───── The records

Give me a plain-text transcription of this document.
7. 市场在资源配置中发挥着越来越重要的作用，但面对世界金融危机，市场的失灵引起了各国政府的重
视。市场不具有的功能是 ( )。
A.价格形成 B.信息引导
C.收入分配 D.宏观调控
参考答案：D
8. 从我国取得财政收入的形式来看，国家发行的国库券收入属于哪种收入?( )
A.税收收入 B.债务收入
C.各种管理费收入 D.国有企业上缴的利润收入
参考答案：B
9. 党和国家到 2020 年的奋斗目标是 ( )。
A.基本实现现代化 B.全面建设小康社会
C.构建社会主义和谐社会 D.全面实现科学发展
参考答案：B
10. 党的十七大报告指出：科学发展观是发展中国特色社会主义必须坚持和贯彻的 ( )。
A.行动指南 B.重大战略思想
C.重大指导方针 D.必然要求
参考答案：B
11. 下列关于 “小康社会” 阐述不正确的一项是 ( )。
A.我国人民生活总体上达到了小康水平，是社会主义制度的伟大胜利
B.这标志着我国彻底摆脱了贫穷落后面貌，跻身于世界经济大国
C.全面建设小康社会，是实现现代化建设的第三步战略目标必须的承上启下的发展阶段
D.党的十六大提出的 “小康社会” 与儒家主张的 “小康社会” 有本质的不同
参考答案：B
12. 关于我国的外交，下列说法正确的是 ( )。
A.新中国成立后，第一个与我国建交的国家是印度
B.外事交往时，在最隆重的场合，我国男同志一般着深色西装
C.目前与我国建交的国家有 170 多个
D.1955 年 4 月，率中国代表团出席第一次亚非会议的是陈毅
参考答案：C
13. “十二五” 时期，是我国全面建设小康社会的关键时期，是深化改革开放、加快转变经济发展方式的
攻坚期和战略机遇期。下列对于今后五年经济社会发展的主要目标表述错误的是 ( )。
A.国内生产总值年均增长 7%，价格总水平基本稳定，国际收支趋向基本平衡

──────────

Task statement: Copy each line of the data exactly, leaving nothing out.

The answer:
Give me a plain-text transcription of this document.
7. 市场在资源配置中发挥着越来越重要的作用，但面对世界金融危机，市场的失灵引起了各国政府的重
视。市场不具有的功能是 ( )。
A.价格形成 B.信息引导
C.收入分配 D.宏观调控
参考答案：D
8. 从我国取得财政收入的形式来看，国家发行的国库券收入属于哪种收入?( )
A.税收收入 B.债务收入
C.各种管理费收入 D.国有企业上缴的利润收入
参考答案：B
9. 党和国家到 2020 年的奋斗目标是 ( )。
A.基本实现现代化 B.全面建设小康社会
C.构建社会主义和谐社会 D.全面实现科学发展
参考答案：B
10. 党的十七大报告指出：科学发展观是发展中国特色社会主义必须坚持和贯彻的 ( )。
A.行动指南 B.重大战略思想
C.重大指导方针 D.必然要求
参考答案：B
11. 下列关于 “小康社会” 阐述不正确的一项是 ( )。
A.我国人民生活总体上达到了小康水平，是社会主义制度的伟大胜利
B.这标志着我国彻底摆脱了贫穷落后面貌，跻身于世界经济大国
C.全面建设小康社会，是实现现代化建设的第三步战略目标必须的承上启下的发展阶段
D.党的十六大提出的 “小康社会” 与儒家主张的 “小康社会” 有本质的不同
参考答案：B
12. 关于我国的外交，下列说法正确的是 ( )。
A.新中国成立后，第一个与我国建交的国家是印度
B.外事交往时，在最隆重的场合，我国男同志一般着深色西装
C.目前与我国建交的国家有 170 多个
D.1955 年 4 月，率中国代表团出席第一次亚非会议的是陈毅
参考答案：C
13. “十二五” 时期，是我国全面建设小康社会的关键时期，是深化改革开放、加快转变经济发展方式的
攻坚期和战略机遇期。下列对于今后五年经济社会发展的主要目标表述错误的是 ( )。
A.国内生产总值年均增长 7%，价格总水平基本稳定，国际收支趋向基本平衡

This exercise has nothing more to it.